%%
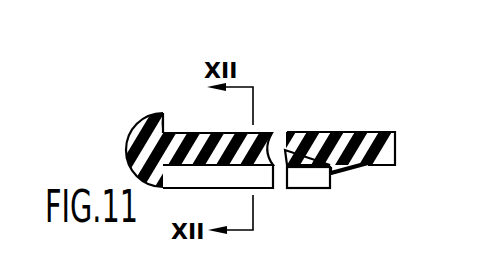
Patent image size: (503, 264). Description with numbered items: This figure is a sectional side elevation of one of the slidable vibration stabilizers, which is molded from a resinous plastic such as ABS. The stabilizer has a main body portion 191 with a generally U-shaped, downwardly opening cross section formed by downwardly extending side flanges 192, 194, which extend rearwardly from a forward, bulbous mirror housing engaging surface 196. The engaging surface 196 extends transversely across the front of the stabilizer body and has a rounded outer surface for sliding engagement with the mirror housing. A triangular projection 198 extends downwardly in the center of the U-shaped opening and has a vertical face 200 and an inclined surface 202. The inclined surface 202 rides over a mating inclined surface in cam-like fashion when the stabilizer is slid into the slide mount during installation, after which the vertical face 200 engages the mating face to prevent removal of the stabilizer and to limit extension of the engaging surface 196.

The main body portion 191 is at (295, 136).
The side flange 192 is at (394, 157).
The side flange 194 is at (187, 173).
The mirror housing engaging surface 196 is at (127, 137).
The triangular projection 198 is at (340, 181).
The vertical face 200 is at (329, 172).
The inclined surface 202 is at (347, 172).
%%
%%
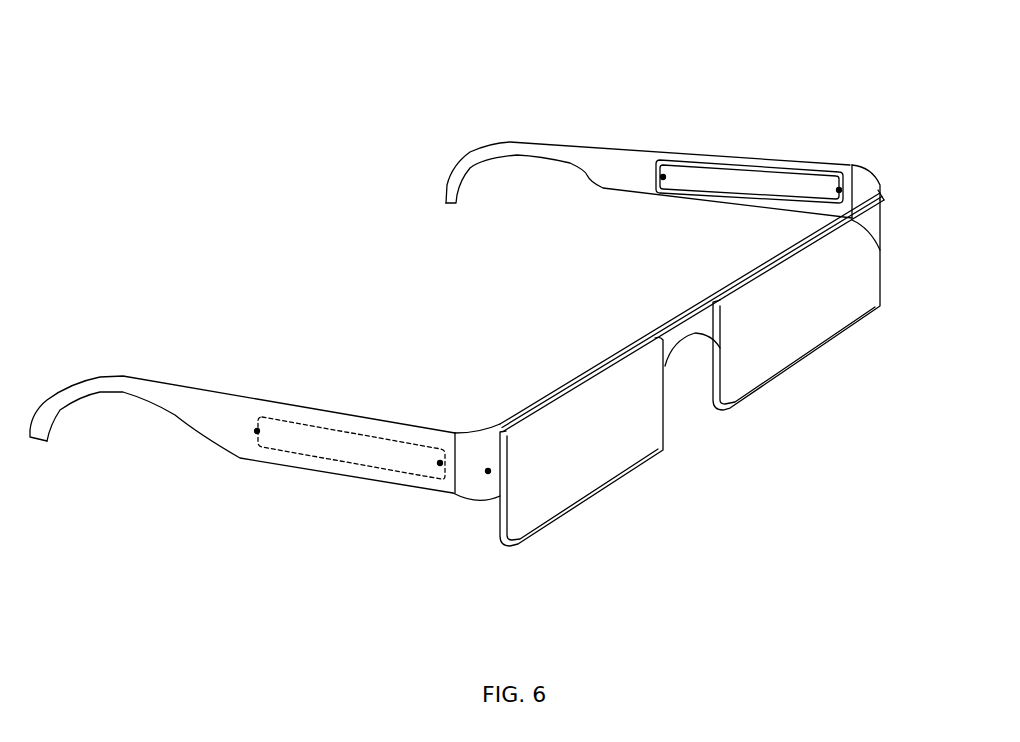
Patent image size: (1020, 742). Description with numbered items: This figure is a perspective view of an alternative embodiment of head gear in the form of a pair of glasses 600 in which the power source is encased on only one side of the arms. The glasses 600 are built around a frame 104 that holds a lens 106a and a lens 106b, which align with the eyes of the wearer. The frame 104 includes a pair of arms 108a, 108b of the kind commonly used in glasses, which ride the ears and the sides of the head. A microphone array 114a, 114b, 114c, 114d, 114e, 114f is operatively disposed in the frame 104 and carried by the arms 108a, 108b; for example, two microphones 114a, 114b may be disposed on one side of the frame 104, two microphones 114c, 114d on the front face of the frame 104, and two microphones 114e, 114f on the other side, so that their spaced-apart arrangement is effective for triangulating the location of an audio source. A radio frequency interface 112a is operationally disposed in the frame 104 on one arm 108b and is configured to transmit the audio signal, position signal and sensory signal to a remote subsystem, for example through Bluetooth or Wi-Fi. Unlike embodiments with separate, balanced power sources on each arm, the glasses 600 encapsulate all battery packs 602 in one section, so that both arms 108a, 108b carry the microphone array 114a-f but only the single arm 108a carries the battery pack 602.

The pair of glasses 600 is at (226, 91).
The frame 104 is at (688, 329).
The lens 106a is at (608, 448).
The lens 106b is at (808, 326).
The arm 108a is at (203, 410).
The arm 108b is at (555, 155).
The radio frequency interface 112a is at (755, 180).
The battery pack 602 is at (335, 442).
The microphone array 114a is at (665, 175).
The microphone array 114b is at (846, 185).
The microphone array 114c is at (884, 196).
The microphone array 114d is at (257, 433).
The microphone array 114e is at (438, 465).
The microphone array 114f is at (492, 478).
%%
_Votre tâche_.
Présentez sous forme de liste numérotée les lignes qui vont de celle contenant "Patent image size: (503, 264)." jusqu'à celle contenant "The inclined surface 202 is at (347, 172).", cette dernière comprise, en omettant les lignes vides.

_Réponse rédigée_.
1. Patent image size: (503, 264). Description with numbered items: This figure is a sectional side elevation of one of the slidable vibration stabilizers, which is molded from a resinous plastic such as ABS. The stabilizer has a main body portion 191 with a generally U-shaped, downwardly opening cross section formed by downwardly extending side flanges 192, 194, which extend rearwardly from a forward, bulbous mirror housing engaging surface 196. The engaging surface 196 extends transversely across the front of the stabilizer body and has a rounded outer surface for sliding engagement with the mirror housing. A triangular projection 198 extends downwardly in the center of the U-shaped opening and has a vertical face 200 and an inclined surface 202. The inclined surface 202 rides over a mating inclined surface in cam-like fashion when the stabilizer is slid into the slide mount during installation, after which the vertical face 200 engages the mating face to prevent removal of the stabilizer and to limit extension of the engaging surface 196.
2. The main body portion 191 is at (295, 136).
3. The side flange 192 is at (394, 157).
4. The side flange 194 is at (187, 173).
5. The mirror housing engaging surface 196 is at (127, 137).
6. The triangular projection 198 is at (340, 181).
7. The vertical face 200 is at (329, 172).
8. The inclined surface 202 is at (347, 172).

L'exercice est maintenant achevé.